# [Exercise A]
According to the booster study passage, how many children ages 5 through 11 were in the study?
# [Exercise B]
Reproduce everything in the booster study passage from "The new data" down to "second vaccine dose.".
# [Exercise C]
Resume the booster study passage after its final sentence and continue it.

The new data come from a small study of 140 children ages 5 through 11 who were given a third 10-microgram dose of the Pfizer-BioNTech Covid-19 vaccine at least six months after their second dose.
The researchers analyzed antibody levels in serum — the clear part of the blood — from a subset of 30 children in this group one month after their third shot and found that antibodies against the Omicron variant were 36 times higher than they had been after the second dose of the vaccine.
In an analysis from 140 children with no evidence of prior Covid-19 infection, antibody levels against the original strain of the SARS-CoV-2 virus were six times higher one month after a booster dose than a month after the second vaccine dose.
The companies said there were no safety issues associated with a booster dose of the vaccine in these small groups of children.
Pfizer and BioNTech say they will ask the FDA for an emergency use authorization, or EUA, for a booster dose for children in this age group “in the coming days.” They will also share the data with the European Medicines Agency and other regulatory agencies.

# [Data shown]
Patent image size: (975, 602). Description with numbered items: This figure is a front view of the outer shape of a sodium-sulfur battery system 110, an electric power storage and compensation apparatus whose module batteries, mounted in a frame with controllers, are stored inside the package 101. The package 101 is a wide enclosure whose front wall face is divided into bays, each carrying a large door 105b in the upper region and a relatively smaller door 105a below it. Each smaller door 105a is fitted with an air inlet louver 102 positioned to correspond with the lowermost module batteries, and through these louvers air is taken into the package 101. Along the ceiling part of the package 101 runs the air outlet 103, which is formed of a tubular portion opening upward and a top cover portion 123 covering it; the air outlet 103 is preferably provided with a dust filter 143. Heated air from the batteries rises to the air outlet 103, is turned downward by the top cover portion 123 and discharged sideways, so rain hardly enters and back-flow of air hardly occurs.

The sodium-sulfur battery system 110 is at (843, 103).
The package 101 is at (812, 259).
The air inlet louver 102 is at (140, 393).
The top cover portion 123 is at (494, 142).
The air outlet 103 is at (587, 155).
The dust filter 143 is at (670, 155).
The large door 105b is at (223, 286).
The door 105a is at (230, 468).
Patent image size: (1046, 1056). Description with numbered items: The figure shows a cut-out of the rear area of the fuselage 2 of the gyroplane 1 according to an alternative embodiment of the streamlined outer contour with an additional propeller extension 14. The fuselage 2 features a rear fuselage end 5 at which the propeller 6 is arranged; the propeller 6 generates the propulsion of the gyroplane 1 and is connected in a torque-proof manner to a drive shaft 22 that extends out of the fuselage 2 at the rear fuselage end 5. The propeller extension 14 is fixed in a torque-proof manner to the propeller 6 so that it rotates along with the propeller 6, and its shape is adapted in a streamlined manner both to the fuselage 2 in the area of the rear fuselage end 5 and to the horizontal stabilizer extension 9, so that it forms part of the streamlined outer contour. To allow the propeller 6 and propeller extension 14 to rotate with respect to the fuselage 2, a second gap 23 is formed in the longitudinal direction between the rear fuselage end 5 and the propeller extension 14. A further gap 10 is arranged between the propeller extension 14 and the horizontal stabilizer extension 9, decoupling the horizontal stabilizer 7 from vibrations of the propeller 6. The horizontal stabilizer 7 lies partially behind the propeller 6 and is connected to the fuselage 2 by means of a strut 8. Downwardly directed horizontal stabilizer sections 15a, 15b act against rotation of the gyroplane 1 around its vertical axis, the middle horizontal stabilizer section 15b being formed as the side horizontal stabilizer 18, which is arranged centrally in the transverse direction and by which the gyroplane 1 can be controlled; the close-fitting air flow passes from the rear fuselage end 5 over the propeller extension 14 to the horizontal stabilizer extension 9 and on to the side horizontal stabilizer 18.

# [Written answer A]
140 children.

# [Written answer B]
The new data come from a small study of 140 children ages 5 through 11 who were given a third 10-microgram dose of the Pfizer-BioNTech Covid-19 vaccine at least six months after their second dose.
The researchers analyzed antibody levels in serum — the clear part of the blood — from a subset of 30 children in this group one month after their third shot and found that antibodies against the Omicron variant were 36 times higher than they had been after the second dose of the vaccine.
In an analysis from 140 children with no evidence of prior Covid-19 infection, antibody levels against the original strain of the SARS-CoV-2 virus were six times higher one month after a booster dose than a month after the second vaccine dose.

# [Written answer C]
Studies from the New York State Department of Health and the US Centers for Disease Control and Prevention found that the effectiveness of Pfizer’s vaccine for children ages 5-12 dropped substantially during the Omicron surge, falling from 68% to about 12% against Covid-19 infection. However, two doses of the vaccine continued to provide protection against more severe illness resulting in urgent care or hospitalizations.
The primary series of two doses was authorized by the FDA for emergency use in this age group in October.
Booster doses of Pfizer’s Covid-19 vaccine are already authorized for people age 12 and older.